Ransomware: non fidarsi di chi promette il recupero dei dati
L’incidente che ha coinvolto l’importante azienda norvegese Norsk Hydro dimostra che i ransomware non sono affatto sulla via del tramonto; anzi, nessuno è esente. C’è una credenza diffusa che, in caso di incidente, sia sempre possibile ripristinare i dati in qualche modo, grazie all’aiuto di specialisti IT in house, o di esperti esterni richiesti per l’occasione o, in ultima istanza, cedendo alle richieste dei cybercriminali e pagando il riscatto. Certo, esistono tante aziende che promettono di poter decifrare questi dati, ma a volte affidarsi ad aziende di questo tipo è una decisione peggiore rispetto a quella di pagare i cybercriminali.
Perché, secondo un’analisi di Kaspersky Lab, ricorrere a aziende che garantiscono al 100% di poter decifrare i dati è una cattiva idea? Se cercate informazioni su come decifrare i dati, vi imbatterete in diversi annunci di aziende che promettono di ripristinare quanto perduto, indipendentemente da cosa sia accaduto. Di regola, su questi siti troverete lunghe spiegazioni del perché non dovreste pagare i cybercriminali e farraginose descrizioni dei metodi che utilizzano per decifrare i vostri dati e per riconsegnarveli. Si tratta di siti piuttosto convincenti ma, come sempre, c’è un ma.
Gli algoritmi di cifratura moderni sono progettati per far sì che chiunque possa trasformare informazioni importanti in una serie di caratteri senza senso; tuttavia, solo una persona dispone della chiave per ripristinarle. In altre parole, se i cybercriminali non fanno alcun errore, nessun altro sarà in grado di decifrare questi file, né il vostro amministratore di sistema, né un gigante della sicurezza IT di fama mondiale.
Per questo motivo chiunque vi dia la garanzia assoluta di restituirvi i vostri file molto probabilmente sta mentendo. Lo scorso anno alcuni esperti di sicurezza hanno identificato un’azienda che faceva questo tipo di promesse: da un lato chiedeva alle vittime ingenti somme di denaro per i propri servizi, dall’altro si metteva in contatto con i cybercriminali per ottenere le chiavi di cifratura con uno sconto. Insomma, le vittime non solo erano cadute nella trappola dei cybercriminali, ma anche nelle mani di altri truffatori.

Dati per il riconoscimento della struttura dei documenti
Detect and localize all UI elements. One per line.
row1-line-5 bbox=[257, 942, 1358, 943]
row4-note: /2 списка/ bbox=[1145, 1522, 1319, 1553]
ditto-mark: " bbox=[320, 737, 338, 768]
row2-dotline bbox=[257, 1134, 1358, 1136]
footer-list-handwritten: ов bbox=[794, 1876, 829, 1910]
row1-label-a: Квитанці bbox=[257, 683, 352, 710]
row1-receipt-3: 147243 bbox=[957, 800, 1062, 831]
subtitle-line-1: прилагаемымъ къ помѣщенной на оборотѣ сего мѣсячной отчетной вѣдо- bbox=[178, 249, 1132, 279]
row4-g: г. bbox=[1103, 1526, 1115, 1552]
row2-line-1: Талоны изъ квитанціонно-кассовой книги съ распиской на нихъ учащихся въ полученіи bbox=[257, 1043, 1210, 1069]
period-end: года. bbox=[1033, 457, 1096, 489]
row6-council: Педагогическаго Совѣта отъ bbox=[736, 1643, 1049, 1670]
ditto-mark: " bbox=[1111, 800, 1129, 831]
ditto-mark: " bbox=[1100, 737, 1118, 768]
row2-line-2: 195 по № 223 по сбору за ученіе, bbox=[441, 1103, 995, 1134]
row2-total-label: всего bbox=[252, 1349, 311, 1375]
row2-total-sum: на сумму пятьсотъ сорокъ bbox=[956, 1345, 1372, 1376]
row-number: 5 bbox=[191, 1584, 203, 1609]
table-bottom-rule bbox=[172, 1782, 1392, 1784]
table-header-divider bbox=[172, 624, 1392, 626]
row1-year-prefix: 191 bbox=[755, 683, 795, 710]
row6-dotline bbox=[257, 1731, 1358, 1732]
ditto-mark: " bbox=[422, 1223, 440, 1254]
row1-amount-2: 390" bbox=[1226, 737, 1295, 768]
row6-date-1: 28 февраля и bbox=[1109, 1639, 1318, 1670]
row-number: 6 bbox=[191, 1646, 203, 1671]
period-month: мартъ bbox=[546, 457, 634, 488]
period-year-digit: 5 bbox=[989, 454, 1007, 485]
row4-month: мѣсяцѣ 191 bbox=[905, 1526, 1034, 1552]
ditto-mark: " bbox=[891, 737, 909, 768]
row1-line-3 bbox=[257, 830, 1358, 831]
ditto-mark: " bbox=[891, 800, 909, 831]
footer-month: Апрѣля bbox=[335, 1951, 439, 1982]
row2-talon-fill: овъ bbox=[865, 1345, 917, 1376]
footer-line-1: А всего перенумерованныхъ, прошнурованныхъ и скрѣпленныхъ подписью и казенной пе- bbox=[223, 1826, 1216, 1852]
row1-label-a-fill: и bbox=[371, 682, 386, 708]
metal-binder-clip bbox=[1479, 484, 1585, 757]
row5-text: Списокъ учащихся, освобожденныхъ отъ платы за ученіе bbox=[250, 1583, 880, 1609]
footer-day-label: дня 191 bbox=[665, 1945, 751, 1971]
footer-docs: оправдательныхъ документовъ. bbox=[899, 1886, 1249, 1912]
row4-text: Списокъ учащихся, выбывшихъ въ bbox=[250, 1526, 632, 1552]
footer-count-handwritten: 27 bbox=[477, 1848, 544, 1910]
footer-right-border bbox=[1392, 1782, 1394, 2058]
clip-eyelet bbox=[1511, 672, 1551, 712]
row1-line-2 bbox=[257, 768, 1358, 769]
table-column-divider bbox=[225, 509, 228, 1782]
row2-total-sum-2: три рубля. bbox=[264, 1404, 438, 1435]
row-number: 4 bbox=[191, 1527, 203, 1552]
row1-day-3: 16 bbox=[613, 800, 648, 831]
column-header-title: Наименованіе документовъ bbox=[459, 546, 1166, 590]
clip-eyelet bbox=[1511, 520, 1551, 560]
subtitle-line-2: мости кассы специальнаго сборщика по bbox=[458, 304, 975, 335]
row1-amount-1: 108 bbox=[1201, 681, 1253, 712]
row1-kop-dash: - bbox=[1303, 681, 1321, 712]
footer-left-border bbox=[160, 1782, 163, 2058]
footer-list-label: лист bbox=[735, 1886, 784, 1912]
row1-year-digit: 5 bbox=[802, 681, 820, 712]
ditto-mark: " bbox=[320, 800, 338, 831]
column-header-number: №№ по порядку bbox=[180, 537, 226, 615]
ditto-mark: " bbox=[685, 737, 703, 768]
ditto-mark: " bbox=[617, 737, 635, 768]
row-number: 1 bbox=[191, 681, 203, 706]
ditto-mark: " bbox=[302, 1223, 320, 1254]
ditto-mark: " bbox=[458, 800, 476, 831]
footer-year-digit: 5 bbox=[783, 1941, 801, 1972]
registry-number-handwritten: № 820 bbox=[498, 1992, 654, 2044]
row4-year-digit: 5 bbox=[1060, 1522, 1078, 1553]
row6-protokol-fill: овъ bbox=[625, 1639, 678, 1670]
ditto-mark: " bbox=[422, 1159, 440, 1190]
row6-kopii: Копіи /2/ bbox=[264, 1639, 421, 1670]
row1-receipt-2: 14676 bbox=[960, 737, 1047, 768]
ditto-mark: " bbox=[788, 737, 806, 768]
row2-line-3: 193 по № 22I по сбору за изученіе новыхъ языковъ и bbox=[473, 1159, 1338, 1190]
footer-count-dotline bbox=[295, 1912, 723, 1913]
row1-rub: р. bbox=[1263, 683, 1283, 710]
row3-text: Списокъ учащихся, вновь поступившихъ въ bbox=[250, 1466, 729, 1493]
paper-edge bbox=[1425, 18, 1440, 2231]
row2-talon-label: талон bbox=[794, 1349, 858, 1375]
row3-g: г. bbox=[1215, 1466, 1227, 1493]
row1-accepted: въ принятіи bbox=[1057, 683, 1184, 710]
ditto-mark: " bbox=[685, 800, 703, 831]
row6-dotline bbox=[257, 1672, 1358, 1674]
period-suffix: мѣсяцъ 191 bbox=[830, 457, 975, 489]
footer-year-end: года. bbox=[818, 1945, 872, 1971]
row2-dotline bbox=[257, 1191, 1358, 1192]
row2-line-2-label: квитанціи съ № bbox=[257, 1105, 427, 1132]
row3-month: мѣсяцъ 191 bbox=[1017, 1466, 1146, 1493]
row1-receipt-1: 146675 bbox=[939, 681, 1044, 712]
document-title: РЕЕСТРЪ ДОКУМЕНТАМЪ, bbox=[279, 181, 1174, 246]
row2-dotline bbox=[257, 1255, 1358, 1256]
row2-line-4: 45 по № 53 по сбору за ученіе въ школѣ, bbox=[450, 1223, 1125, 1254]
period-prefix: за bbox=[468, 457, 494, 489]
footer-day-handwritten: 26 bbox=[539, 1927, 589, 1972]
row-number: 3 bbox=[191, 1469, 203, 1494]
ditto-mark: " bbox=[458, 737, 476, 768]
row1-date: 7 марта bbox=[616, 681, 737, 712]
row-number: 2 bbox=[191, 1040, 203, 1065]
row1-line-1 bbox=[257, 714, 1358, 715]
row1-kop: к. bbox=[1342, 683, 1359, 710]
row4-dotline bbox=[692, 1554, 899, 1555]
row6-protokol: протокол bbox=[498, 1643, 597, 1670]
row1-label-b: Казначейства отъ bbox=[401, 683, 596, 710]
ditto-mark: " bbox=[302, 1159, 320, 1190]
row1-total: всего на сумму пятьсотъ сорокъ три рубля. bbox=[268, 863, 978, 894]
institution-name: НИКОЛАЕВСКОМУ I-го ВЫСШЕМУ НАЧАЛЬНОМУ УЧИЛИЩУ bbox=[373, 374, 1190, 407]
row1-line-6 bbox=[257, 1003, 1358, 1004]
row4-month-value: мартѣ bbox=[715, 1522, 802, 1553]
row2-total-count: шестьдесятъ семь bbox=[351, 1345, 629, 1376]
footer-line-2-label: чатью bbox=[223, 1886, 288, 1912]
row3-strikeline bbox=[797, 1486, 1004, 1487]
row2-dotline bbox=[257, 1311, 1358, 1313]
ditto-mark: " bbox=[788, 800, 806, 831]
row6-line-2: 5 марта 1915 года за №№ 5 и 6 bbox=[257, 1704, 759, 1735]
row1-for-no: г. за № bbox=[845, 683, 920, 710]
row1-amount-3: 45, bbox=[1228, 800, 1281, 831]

**Domande di studio**
(a) Ricopia il brano dell'articolo sui ransomware partendo dalle parole "Gli algoritmi di" e fermandoti dopo "di fama mondiale.".
(b) Nell'articolo sui ransomware, che cosa faceva l'azienda identificata lo scorso anno dagli esperti di sicurezza, oltre a chiedere alle vittime ingenti somme di denaro?
Le voci sono materiale a sé, distinto dall'articolo sui ransomware.

**Risultati**
(a)
Gli algoritmi di cifratura moderni sono progettati per far sì che chiunque possa trasformare informazioni importanti in una serie di caratteri senza senso; tuttavia, solo una persona dispone della chiave per ripristinarle. In altre parole, se i cybercriminali non fanno alcun errore, nessun altro sarà in grado di decifrare questi file, né il vostro amministratore di sistema, né un gigante della sicurezza IT di fama mondiale.

(b) Si metteva in contatto con i cybercriminali per ottenere le chiavi di cifratura con uno sconto.